Requirements:
Give all of the lines again, with nothing added or dropped.

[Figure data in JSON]
[START]

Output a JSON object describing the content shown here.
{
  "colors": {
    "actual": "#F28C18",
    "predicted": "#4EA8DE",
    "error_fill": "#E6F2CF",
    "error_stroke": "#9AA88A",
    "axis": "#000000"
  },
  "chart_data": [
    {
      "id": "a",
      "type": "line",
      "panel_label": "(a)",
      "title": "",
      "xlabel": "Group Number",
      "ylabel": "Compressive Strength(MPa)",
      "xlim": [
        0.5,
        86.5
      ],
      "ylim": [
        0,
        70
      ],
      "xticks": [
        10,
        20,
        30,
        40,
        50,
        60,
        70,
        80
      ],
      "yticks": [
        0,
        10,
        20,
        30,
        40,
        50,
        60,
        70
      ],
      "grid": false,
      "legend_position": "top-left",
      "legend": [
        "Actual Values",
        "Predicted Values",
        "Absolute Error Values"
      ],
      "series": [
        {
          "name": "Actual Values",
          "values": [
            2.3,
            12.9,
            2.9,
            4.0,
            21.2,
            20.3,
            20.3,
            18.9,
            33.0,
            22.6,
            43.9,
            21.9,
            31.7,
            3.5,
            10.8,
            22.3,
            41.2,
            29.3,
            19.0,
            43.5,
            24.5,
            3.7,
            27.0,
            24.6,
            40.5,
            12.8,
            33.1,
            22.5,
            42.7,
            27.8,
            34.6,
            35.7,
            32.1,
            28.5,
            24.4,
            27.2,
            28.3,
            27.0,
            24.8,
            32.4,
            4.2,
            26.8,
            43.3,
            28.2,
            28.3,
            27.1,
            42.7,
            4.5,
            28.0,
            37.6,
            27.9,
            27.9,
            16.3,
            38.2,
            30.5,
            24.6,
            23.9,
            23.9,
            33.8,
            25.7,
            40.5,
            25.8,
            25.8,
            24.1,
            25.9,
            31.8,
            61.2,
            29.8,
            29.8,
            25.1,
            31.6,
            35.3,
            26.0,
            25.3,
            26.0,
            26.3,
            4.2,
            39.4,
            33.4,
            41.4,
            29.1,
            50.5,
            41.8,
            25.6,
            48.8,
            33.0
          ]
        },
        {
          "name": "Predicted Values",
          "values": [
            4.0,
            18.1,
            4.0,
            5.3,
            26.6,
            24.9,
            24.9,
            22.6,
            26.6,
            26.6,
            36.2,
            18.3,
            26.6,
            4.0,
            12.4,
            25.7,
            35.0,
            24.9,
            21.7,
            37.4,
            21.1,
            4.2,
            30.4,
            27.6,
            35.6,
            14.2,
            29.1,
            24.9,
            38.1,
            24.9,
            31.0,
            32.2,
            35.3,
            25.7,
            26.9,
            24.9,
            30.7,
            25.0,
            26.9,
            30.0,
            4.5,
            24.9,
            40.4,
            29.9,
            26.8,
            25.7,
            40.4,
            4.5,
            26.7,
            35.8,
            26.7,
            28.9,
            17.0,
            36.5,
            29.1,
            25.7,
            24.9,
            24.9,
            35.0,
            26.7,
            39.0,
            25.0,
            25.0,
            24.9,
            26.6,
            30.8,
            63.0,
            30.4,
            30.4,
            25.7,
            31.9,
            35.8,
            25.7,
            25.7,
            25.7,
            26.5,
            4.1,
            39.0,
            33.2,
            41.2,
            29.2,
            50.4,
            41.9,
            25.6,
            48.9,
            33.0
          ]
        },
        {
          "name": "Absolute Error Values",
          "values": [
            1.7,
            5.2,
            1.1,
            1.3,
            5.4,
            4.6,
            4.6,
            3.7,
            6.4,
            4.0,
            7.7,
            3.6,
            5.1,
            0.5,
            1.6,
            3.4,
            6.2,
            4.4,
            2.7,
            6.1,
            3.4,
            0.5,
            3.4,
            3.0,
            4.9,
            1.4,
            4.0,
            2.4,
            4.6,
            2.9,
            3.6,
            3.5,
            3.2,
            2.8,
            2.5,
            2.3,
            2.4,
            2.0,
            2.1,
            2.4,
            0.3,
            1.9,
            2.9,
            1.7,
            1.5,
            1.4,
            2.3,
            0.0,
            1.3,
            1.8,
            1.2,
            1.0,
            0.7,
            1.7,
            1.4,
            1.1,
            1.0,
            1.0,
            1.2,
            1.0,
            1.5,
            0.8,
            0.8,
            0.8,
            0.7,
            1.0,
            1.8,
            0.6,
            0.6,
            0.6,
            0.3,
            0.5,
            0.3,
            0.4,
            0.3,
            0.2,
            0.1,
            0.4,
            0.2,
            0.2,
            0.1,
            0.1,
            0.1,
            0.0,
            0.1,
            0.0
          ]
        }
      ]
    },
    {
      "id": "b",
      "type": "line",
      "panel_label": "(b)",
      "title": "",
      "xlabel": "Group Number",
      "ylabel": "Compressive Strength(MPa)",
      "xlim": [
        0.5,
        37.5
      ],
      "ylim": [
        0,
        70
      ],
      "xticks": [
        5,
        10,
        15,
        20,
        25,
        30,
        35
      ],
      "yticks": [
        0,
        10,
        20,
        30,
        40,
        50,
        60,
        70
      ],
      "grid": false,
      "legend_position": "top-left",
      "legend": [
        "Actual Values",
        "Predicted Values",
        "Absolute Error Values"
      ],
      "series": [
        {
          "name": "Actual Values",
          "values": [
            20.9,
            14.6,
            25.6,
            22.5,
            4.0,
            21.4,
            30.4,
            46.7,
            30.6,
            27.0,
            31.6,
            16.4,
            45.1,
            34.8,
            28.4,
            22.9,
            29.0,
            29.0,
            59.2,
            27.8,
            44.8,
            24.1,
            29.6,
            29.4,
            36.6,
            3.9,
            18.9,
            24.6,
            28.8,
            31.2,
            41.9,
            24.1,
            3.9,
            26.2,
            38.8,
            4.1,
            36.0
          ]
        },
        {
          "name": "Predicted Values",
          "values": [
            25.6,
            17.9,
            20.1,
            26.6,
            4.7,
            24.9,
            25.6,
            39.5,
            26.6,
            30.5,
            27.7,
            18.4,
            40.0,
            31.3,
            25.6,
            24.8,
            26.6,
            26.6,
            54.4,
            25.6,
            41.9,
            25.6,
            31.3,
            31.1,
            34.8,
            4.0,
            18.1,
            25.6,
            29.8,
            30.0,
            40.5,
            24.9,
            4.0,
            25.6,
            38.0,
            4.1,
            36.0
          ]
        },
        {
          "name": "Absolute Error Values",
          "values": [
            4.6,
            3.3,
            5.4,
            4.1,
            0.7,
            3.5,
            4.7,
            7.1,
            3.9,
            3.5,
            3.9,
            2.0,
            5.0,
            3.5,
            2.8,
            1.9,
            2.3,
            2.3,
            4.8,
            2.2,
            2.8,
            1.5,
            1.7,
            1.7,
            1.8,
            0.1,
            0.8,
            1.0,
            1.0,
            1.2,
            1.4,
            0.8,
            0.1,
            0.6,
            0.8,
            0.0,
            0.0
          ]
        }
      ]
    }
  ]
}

[END]

Answer below:
Output a JSON object describing the content shown here.
{
  "colors": {
    "actual": "#F28C18",
    "predicted": "#4EA8DE",
    "error_fill": "#E6F2CF",
    "error_stroke": "#9AA88A",
    "axis": "#000000"
  },
  "chart_data": [
    {
      "id": "a",
      "type": "line",
      "panel_label": "(a)",
      "title": "",
      "xlabel": "Group Number",
      "ylabel": "Compressive Strength(MPa)",
      "xlim": [
        0.5,
        86.5
      ],
      "ylim": [
        0,
        70
      ],
      "xticks": [
        10,
        20,
        30,
        40,
        50,
        60,
        70,
        80
      ],
      "yticks": [
        0,
        10,
        20,
        30,
        40,
        50,
        60,
        70
      ],
      "grid": false,
      "legend_position": "top-left",
      "legend": [
        "Actual Values",
        "Predicted Values",
        "Absolute Error Values"
      ],
      "series": [
        {
          "name": "Actual Values",
          "values": [
            2.3,
            12.9,
            2.9,
            4.0,
            21.2,
            20.3,
            20.3,
            18.9,
            33.0,
            22.6,
            43.9,
            21.9,
            31.7,
            3.5,
            10.8,
            22.3,
            41.2,
            29.3,
            19.0,
            43.5,
            24.5,
            3.7,
            27.0,
            24.6,
            40.5,
            12.8,
            33.1,
            22.5,
            42.7,
            27.8,
            34.6,
            35.7,
            32.1,
            28.5,
            24.4,
            27.2,
            28.3,
            27.0,
            24.8,
            32.4,
            4.2,
            26.8,
            43.3,
            28.2,
            28.3,
            27.1,
            42.7,
            4.5,
            28.0,
            37.6,
            27.9,
            27.9,
            16.3,
            38.2,
            30.5,
            24.6,
            23.9,
            23.9,
            33.8,
            25.7,
            40.5,
            25.8,
            25.8,
            24.1,
            25.9,
            31.8,
            61.2,
            29.8,
            29.8,
            25.1,
            31.6,
            35.3,
            26.0,
            25.3,
            26.0,
            26.3,
            4.2,
            39.4,
            33.4,
            41.4,
            29.1,
            50.5,
            41.8,
            25.6,
            48.8,
            33.0
          ]
        },
        {
          "name": "Predicted Values",
          "values": [
            4.0,
            18.1,
            4.0,
            5.3,
            26.6,
            24.9,
            24.9,
            22.6,
            26.6,
            26.6,
            36.2,
            18.3,
            26.6,
            4.0,
            12.4,
            25.7,
            35.0,
            24.9,
            21.7,
            37.4,
            21.1,
            4.2,
            30.4,
            27.6,
            35.6,
            14.2,
            29.1,
            24.9,
            38.1,
            24.9,
            31.0,
            32.2,
            35.3,
            25.7,
            26.9,
            24.9,
            30.7,
            25.0,
            26.9,
            30.0,
            4.5,
            24.9,
            40.4,
            29.9,
            26.8,
            25.7,
            40.4,
            4.5,
            26.7,
            35.8,
            26.7,
            28.9,
            17.0,
            36.5,
            29.1,
            25.7,
            24.9,
            24.9,
            35.0,
            26.7,
            39.0,
            25.0,
            25.0,
            24.9,
            26.6,
            30.8,
            63.0,
            30.4,
            30.4,
            25.7,
            31.9,
            35.8,
            25.7,
            25.7,
            25.7,
            26.5,
            4.1,
            39.0,
            33.2,
            41.2,
            29.2,
            50.4,
            41.9,
            25.6,
            48.9,
            33.0
          ]
        },
        {
          "name": "Absolute Error Values",
          "values": [
            1.7,
            5.2,
            1.1,
            1.3,
            5.4,
            4.6,
            4.6,
            3.7,
            6.4,
            4.0,
            7.7,
            3.6,
            5.1,
            0.5,
            1.6,
            3.4,
            6.2,
            4.4,
            2.7,
            6.1,
            3.4,
            0.5,
            3.4,
            3.0,
            4.9,
            1.4,
            4.0,
            2.4,
            4.6,
            2.9,
            3.6,
            3.5,
            3.2,
            2.8,
            2.5,
            2.3,
            2.4,
            2.0,
            2.1,
            2.4,
            0.3,
            1.9,
            2.9,
            1.7,
            1.5,
            1.4,
            2.3,
            0.0,
            1.3,
            1.8,
            1.2,
            1.0,
            0.7,
            1.7,
            1.4,
            1.1,
            1.0,
            1.0,
            1.2,
            1.0,
            1.5,
            0.8,
            0.8,
            0.8,
            0.7,
            1.0,
            1.8,
            0.6,
            0.6,
            0.6,
            0.3,
            0.5,
            0.3,
            0.4,
            0.3,
            0.2,
            0.1,
            0.4,
            0.2,
            0.2,
            0.1,
            0.1,
            0.1,
            0.0,
            0.1,
            0.0
          ]
        }
      ]
    },
    {
      "id": "b",
      "type": "line",
      "panel_label": "(b)",
      "title": "",
      "xlabel": "Group Number",
      "ylabel": "Compressive Strength(MPa)",
      "xlim": [
        0.5,
        37.5
      ],
      "ylim": [
        0,
        70
      ],
      "xticks": [
        5,
        10,
        15,
        20,
        25,
        30,
        35
      ],
      "yticks": [
        0,
        10,
        20,
        30,
        40,
        50,
        60,
        70
      ],
      "grid": false,
      "legend_position": "top-left",
      "legend": [
        "Actual Values",
        "Predicted Values",
        "Absolute Error Values"
      ],
      "series": [
        {
          "name": "Actual Values",
          "values": [
            20.9,
            14.6,
            25.6,
            22.5,
            4.0,
            21.4,
            30.4,
            46.7,
            30.6,
            27.0,
            31.6,
            16.4,
            45.1,
            34.8,
            28.4,
            22.9,
            29.0,
            29.0,
            59.2,
            27.8,
            44.8,
            24.1,
            29.6,
            29.4,
            36.6,
            3.9,
            18.9,
            24.6,
            28.8,
            31.2,
            41.9,
            24.1,
            3.9,
            26.2,
            38.8,
            4.1,
            36.0
          ]
        },
        {
          "name": "Predicted Values",
          "values": [
            25.6,
            17.9,
            20.1,
            26.6,
            4.7,
            24.9,
            25.6,
            39.5,
            26.6,
            30.5,
            27.7,
            18.4,
            40.0,
            31.3,
            25.6,
            24.8,
            26.6,
            26.6,
            54.4,
            25.6,
            41.9,
            25.6,
            31.3,
            31.1,
            34.8,
            4.0,
            18.1,
            25.6,
            29.8,
            30.0,
            40.5,
            24.9,
            4.0,
            25.6,
            38.0,
            4.1,
            36.0
          ]
        },
        {
          "name": "Absolute Error Values",
          "values": [
            4.6,
            3.3,
            5.4,
            4.1,
            0.7,
            3.5,
            4.7,
            7.1,
            3.9,
            3.5,
            3.9,
            2.0,
            5.0,
            3.5,
            2.8,
            1.9,
            2.3,
            2.3,
            4.8,
            2.2,
            2.8,
            1.5,
            1.7,
            1.7,
            1.8,
            0.1,
            0.8,
            1.0,
            1.0,
            1.2,
            1.4,
            0.8,
            0.1,
            0.6,
            0.8,
            0.0,
            0.0
          ]
        }
      ]
    }
  ]
}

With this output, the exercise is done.